= REQUIRED TASK =
Pull each line holding the word "mots" from the data.

[Saved data entries]

..............................

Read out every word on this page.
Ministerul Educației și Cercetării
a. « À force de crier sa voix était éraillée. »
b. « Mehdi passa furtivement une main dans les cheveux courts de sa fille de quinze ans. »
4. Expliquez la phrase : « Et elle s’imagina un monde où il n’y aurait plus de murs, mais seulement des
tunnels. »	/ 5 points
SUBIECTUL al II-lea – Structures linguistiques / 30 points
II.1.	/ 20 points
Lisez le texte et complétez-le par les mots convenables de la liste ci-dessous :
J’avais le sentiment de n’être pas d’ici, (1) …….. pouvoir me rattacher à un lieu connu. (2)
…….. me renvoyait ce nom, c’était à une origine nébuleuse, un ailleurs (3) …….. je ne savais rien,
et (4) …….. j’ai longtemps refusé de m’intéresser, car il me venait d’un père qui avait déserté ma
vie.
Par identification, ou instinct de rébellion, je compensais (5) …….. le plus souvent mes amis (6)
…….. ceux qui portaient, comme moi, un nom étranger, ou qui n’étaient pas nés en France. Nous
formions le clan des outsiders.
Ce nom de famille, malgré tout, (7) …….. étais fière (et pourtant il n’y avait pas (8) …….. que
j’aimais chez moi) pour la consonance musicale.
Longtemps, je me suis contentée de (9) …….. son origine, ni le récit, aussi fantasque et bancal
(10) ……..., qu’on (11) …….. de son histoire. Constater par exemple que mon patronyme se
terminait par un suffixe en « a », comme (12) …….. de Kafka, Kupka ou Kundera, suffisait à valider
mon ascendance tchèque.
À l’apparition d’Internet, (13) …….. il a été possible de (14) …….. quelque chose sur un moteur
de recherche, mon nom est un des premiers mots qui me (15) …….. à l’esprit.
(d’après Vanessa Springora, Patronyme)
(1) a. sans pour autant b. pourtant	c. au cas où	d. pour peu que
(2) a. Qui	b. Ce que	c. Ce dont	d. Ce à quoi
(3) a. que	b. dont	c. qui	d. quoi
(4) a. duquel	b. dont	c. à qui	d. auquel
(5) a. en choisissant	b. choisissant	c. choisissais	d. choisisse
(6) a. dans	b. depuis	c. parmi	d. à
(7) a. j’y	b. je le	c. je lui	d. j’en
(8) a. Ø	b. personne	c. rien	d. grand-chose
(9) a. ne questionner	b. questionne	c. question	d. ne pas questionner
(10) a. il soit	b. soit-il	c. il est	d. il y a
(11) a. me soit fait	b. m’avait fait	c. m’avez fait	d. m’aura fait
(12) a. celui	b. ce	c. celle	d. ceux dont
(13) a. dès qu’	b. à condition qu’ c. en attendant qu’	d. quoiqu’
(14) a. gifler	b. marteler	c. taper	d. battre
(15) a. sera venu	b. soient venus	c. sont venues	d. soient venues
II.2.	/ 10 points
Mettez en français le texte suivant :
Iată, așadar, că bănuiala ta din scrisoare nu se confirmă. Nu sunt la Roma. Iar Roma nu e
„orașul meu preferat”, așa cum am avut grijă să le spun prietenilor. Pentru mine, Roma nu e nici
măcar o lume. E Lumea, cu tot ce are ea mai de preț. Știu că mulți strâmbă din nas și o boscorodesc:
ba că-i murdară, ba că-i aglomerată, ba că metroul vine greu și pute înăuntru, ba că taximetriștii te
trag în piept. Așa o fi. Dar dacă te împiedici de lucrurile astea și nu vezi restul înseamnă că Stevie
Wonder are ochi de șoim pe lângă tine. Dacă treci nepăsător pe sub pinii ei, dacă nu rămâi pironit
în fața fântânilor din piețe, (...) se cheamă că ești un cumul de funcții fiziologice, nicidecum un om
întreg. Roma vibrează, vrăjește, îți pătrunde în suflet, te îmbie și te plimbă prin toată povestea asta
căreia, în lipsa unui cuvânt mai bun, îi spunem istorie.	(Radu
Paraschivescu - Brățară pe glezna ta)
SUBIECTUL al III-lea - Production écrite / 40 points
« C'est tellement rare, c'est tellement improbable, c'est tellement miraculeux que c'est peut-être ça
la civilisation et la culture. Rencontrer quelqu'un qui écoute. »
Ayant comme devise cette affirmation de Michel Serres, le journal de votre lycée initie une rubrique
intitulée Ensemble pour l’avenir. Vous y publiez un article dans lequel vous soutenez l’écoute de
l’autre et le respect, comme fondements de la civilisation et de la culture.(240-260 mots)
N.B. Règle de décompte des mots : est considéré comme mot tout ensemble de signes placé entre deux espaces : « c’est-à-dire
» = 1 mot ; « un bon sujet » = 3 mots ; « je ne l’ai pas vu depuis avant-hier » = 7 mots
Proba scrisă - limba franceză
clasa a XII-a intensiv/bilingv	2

..............................

= SOLUTION TO THIS TASK =
Lisez le texte et complétez-le par les mots convenables de la liste ci-dessous :
de recherche, mon nom est un des premiers mots qui me (15) …….. à l’esprit.
l’autre et le respect, comme fondements de la civilisation et de la culture.(240-260 mots)
N.B. Règle de décompte des mots : est considéré comme mot tout ensemble de signes placé entre deux espaces : « c’est-à-dire
» = 1 mot ; « un bon sujet » = 3 mots ; « je ne l’ai pas vu depuis avant-hier » = 7 mots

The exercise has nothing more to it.